*QUOTED TEXT*.
= = = =
IAN BOYNE: Women Will Always, Tragically, Be Seen As Meat...."My girl, yu serious, eeh? A ramp me a ramp wid yuh 'cause yuh body look so good!"

Ian Boyne, Columnist Published: Sunday | August 10, 2014 

Karen Lloyd's In Focus article last week, 'My vagina isn't public property', provoked an unprecedented number of responses to any article in this section.
Model (File Photo)
She recounts a man's groping her breast, to which she responded with a slap across his face, with his retorting in apparent surprise at her ingratitude for his expression of interest: "My girl, yu serious, eeh? A ramp me a ramp wid yuh 'cause yuh body look so good!" Lloyd says, "This is not only a personal issue ... . The vast majority of Jamaican women are harassed daily on the street by men who believe they have some inherent right to women's bodies. All my female friends share similar experiences on a regular basis."
Lloyd says, "Even more frightening is the fact that we hardly take street and sexual harassment seriously. Men will continue to grab and grope women in public because it is not a 'big deal' and is usually met with impunity at best and a 'forward' at worse by onlookers."
= = = =
*EXTRACTED MATERIAL*.
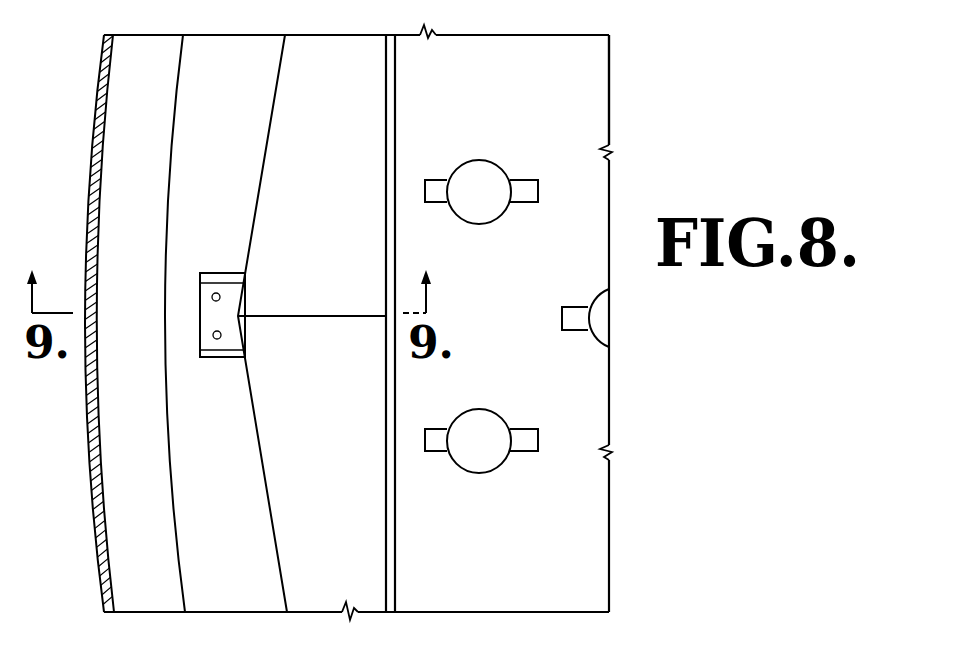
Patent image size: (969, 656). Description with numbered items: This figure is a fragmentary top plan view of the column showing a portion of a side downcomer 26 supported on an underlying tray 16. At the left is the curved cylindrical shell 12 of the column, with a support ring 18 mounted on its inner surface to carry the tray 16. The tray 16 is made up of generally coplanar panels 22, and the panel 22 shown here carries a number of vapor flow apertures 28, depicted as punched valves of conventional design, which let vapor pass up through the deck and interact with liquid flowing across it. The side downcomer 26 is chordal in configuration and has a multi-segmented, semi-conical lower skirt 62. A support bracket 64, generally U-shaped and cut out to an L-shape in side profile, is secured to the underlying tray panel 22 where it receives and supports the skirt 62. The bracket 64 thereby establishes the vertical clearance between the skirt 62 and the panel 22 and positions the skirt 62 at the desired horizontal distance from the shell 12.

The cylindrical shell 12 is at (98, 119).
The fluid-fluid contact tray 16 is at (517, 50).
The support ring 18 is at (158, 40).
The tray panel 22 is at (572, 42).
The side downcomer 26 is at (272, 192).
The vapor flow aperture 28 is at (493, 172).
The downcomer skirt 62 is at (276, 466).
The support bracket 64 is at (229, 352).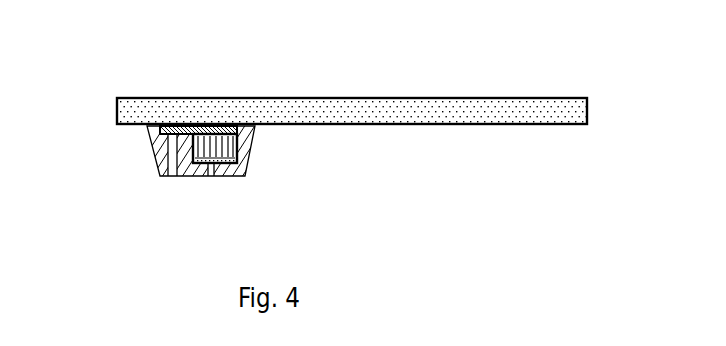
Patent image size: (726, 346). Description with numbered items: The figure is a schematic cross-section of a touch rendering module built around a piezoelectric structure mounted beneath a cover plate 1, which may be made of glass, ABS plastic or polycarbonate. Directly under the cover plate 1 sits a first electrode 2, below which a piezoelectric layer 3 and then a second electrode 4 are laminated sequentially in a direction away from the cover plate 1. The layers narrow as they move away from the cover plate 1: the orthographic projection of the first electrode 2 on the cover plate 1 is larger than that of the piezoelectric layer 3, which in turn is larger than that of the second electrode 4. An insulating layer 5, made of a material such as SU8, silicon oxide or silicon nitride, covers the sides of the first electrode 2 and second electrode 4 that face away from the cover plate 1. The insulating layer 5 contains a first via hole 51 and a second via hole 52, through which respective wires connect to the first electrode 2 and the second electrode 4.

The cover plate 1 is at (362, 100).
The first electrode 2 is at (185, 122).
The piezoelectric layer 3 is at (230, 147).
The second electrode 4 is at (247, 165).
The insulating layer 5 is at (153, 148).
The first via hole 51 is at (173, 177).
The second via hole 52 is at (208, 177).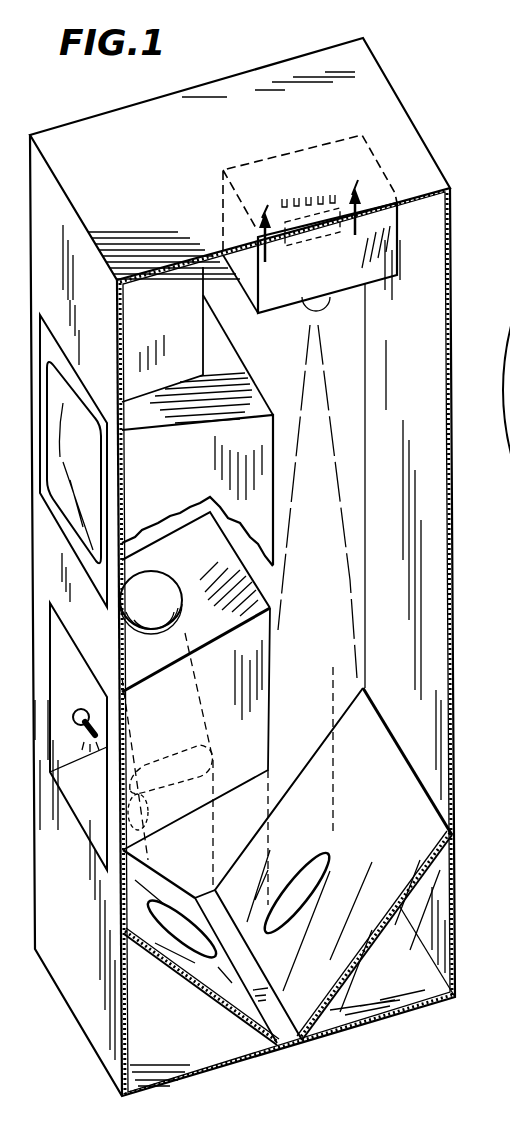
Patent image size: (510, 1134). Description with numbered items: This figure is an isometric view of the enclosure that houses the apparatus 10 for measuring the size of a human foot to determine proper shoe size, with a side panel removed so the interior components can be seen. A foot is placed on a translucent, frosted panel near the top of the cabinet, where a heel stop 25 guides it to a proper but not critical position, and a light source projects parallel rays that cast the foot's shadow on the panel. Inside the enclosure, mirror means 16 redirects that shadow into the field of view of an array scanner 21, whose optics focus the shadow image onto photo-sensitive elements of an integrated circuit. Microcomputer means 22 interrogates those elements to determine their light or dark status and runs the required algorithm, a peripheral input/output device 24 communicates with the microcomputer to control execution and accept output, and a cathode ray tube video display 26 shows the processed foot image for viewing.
= = = =
Could you please say how Karen Lloyd responded, according to the column above, when a man groped her breast?

*EXERCISE RESPONSE*. She slapped him across his face.